# [Records for this exercise]
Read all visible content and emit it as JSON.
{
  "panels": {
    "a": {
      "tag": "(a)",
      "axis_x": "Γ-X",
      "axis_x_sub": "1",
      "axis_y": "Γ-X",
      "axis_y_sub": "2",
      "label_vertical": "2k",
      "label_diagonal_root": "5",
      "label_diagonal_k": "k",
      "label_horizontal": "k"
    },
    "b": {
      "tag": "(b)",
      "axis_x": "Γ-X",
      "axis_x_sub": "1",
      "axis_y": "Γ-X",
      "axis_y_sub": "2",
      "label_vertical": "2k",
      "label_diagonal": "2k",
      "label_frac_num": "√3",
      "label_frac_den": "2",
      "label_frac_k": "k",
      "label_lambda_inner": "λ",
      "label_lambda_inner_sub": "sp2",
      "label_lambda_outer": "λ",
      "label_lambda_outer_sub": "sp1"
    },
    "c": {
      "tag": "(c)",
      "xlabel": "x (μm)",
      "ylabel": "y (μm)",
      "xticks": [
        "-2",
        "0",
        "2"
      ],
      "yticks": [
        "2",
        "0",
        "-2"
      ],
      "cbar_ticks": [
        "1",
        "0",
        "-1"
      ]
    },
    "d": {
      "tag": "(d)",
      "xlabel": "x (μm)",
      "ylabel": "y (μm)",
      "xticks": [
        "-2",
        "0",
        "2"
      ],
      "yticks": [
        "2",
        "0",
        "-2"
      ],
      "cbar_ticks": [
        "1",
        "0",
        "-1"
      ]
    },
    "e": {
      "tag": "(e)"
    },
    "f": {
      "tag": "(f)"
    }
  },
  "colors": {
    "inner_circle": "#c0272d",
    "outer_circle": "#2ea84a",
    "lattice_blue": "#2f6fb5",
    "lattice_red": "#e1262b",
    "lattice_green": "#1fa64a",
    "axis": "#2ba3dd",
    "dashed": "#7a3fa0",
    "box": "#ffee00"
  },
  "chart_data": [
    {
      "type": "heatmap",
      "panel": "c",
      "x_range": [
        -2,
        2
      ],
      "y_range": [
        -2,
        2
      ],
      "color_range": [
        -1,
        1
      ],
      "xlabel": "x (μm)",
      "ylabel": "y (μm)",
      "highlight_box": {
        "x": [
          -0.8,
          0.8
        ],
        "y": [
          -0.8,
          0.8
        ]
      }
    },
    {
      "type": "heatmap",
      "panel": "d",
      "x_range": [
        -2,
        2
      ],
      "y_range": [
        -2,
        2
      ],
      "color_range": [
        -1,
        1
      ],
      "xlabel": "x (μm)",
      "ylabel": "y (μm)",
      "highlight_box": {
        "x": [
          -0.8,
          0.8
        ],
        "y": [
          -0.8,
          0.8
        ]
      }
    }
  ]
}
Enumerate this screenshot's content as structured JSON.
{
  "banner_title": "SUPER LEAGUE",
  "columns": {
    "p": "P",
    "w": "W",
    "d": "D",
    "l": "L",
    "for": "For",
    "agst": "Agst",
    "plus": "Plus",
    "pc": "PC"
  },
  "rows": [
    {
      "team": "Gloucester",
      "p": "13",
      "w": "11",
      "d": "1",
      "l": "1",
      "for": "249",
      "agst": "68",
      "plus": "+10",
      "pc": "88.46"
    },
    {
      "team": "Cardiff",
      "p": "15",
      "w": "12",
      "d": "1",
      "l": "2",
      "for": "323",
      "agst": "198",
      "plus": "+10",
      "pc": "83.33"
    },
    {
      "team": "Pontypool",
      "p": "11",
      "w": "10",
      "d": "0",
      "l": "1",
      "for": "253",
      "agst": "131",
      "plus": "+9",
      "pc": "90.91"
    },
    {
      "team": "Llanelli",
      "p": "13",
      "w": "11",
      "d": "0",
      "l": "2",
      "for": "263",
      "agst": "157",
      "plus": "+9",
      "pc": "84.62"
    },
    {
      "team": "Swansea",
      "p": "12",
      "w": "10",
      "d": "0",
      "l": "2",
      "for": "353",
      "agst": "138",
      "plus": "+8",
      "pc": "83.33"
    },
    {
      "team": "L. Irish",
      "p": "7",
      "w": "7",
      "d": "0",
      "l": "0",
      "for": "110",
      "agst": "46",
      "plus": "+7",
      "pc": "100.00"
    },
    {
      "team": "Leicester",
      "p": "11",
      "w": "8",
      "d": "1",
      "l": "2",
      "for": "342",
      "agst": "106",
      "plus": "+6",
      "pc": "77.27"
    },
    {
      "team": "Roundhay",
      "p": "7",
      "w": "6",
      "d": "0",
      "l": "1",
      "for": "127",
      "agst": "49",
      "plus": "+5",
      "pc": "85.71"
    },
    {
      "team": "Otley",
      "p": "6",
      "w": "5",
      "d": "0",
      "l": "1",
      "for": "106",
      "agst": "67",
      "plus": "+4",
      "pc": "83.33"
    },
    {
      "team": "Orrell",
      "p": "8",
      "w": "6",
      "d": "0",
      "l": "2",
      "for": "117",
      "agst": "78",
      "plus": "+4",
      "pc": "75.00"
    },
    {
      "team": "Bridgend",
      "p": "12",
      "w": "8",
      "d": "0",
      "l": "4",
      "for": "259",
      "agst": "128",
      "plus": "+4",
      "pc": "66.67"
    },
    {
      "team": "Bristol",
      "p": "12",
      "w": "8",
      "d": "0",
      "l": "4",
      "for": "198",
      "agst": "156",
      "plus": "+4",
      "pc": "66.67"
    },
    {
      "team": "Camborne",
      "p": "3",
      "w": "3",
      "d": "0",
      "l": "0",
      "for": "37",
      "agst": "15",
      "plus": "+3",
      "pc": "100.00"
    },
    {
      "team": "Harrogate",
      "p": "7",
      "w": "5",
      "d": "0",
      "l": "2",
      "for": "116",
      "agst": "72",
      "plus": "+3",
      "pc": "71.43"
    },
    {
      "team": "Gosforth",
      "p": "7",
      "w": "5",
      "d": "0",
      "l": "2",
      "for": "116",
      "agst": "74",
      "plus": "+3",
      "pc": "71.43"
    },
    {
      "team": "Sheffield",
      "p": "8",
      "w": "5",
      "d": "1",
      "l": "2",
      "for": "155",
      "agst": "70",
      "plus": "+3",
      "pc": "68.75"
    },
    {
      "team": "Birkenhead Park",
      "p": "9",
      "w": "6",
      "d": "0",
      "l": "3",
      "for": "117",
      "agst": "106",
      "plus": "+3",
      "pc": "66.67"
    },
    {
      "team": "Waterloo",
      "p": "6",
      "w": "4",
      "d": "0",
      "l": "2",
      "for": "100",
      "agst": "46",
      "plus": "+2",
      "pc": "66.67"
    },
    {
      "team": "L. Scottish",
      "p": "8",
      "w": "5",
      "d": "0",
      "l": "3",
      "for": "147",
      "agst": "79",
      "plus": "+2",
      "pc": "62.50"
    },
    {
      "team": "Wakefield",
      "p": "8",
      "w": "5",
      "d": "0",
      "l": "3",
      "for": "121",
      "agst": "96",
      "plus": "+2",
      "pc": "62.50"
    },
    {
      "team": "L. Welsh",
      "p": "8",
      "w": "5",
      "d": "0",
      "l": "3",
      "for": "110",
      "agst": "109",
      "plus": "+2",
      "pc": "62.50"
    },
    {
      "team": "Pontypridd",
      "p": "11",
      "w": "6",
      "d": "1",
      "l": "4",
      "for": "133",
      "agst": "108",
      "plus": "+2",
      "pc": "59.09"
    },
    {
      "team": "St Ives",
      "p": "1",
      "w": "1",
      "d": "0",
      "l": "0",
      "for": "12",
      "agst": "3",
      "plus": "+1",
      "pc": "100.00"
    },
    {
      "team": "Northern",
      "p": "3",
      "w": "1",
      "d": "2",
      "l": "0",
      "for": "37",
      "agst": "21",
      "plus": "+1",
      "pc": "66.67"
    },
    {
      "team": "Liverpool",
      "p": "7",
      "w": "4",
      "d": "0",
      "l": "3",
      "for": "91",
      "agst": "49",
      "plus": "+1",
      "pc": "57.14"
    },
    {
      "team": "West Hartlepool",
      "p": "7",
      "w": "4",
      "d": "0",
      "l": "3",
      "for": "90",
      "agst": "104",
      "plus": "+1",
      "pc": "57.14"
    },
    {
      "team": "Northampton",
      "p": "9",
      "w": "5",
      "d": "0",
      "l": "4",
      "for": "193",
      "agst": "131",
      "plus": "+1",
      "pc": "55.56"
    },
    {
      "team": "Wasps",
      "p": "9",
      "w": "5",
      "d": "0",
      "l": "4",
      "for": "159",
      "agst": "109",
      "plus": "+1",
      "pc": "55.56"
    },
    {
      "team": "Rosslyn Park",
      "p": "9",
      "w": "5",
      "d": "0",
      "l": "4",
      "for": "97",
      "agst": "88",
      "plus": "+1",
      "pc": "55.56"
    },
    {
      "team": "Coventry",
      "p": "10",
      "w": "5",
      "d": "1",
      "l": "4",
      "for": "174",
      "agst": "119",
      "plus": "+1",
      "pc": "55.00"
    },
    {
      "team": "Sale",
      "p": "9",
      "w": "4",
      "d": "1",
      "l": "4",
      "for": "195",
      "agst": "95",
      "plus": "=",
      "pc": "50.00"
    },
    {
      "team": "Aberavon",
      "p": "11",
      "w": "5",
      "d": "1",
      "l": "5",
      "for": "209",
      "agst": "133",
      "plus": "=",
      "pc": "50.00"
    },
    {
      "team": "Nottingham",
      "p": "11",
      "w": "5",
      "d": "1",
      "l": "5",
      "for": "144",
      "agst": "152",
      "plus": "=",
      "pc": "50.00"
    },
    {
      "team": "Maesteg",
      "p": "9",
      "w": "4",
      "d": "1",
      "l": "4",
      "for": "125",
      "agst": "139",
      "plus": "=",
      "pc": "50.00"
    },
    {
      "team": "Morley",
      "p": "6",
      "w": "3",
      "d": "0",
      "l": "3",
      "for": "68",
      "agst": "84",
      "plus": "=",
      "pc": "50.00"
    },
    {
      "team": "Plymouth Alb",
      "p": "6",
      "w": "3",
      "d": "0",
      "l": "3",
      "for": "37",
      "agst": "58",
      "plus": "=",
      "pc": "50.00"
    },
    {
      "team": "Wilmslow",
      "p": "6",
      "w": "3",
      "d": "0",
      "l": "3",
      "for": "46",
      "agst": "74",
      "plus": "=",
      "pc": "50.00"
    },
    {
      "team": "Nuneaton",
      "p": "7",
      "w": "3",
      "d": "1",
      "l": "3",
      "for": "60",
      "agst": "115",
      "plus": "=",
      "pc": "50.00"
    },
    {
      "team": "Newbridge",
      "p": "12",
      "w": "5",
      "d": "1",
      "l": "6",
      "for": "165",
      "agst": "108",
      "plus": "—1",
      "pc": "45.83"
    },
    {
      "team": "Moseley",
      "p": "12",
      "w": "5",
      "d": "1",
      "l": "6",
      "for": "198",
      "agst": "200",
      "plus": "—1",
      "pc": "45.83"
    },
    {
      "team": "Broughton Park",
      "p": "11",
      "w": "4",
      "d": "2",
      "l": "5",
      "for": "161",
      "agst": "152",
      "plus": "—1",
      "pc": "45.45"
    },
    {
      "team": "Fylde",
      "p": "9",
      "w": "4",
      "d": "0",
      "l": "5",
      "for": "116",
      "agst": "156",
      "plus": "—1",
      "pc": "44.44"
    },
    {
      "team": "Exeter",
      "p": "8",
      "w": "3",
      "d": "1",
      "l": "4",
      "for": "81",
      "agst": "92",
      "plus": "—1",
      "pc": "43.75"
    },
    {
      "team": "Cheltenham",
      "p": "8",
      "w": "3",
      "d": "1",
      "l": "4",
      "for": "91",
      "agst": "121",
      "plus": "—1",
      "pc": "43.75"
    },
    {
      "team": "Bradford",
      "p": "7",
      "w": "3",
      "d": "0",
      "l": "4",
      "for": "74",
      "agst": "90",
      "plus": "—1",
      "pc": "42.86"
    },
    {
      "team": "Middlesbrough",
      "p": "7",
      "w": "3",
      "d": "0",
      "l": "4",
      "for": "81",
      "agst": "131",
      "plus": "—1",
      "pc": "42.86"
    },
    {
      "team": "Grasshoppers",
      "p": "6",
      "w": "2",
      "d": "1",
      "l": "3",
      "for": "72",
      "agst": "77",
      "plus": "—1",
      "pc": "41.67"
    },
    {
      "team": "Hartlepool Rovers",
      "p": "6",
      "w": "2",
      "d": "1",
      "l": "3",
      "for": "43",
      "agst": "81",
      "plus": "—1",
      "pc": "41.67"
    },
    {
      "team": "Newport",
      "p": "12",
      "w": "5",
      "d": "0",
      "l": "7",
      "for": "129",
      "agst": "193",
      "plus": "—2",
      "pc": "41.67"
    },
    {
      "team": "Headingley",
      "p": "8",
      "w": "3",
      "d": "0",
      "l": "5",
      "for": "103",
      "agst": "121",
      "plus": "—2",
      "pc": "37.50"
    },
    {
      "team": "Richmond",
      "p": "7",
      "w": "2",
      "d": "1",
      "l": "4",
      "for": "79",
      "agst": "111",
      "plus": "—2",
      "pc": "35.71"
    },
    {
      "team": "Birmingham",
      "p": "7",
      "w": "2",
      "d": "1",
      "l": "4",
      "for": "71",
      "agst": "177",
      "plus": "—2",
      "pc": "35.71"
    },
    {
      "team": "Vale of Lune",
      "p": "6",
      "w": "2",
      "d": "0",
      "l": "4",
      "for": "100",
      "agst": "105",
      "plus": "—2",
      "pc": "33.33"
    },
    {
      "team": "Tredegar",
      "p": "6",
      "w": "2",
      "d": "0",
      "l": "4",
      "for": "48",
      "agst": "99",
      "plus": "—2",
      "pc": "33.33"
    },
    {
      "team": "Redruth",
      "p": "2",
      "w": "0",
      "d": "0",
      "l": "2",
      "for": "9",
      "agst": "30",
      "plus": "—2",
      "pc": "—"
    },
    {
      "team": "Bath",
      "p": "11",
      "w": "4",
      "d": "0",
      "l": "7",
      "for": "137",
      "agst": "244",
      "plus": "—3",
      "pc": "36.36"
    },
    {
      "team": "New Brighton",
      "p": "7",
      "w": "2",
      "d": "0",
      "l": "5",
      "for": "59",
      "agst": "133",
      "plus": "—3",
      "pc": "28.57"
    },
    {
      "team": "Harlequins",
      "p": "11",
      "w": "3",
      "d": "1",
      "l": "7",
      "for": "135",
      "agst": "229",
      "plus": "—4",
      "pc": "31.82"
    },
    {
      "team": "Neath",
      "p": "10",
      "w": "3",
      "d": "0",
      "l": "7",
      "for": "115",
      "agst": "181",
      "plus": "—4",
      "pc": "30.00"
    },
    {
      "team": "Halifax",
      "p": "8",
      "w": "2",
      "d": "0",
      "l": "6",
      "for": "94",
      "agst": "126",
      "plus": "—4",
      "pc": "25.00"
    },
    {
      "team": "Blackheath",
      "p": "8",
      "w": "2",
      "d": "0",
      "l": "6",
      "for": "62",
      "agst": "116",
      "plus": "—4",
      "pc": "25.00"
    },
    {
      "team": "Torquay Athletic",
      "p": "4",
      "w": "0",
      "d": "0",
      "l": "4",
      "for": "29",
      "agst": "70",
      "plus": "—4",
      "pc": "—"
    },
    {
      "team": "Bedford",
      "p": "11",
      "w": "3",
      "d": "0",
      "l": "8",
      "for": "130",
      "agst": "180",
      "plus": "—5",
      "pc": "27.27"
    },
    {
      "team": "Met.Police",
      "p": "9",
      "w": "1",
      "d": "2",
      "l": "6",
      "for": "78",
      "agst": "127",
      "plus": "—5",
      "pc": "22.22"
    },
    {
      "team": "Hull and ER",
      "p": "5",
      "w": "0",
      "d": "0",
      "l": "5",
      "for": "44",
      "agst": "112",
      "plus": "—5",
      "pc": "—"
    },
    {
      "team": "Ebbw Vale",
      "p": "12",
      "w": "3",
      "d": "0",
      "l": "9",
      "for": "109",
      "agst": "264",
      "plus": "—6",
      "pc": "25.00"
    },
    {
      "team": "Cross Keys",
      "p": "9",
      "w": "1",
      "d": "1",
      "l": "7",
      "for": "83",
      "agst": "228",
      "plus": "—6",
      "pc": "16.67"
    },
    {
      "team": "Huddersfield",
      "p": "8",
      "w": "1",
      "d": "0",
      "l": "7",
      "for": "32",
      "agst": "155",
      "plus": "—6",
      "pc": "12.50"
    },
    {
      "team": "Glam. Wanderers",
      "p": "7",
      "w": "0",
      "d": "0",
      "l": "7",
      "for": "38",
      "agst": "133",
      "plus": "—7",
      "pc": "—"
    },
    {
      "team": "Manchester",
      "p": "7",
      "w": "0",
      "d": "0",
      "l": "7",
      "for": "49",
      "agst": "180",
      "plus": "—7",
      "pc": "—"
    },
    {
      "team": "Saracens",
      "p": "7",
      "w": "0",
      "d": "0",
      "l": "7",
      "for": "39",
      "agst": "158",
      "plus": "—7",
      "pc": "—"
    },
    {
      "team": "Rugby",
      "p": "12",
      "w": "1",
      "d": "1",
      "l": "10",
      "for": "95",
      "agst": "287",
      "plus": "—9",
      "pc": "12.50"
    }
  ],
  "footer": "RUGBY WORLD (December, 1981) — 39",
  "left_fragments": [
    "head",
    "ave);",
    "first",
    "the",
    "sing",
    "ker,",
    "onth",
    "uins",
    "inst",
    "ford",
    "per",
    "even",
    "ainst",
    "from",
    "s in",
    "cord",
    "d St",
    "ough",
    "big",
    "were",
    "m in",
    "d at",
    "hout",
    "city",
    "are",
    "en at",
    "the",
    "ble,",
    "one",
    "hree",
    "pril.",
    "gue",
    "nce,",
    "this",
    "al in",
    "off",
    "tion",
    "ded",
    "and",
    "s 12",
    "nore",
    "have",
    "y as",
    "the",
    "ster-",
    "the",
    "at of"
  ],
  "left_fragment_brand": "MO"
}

# [Exercise instructions]
Pick out the lines containing the word "Hartlepool" and show them.

# [Output of the exercise]
      "team": "West Hartlepool",
      "team": "Hartlepool Rovers",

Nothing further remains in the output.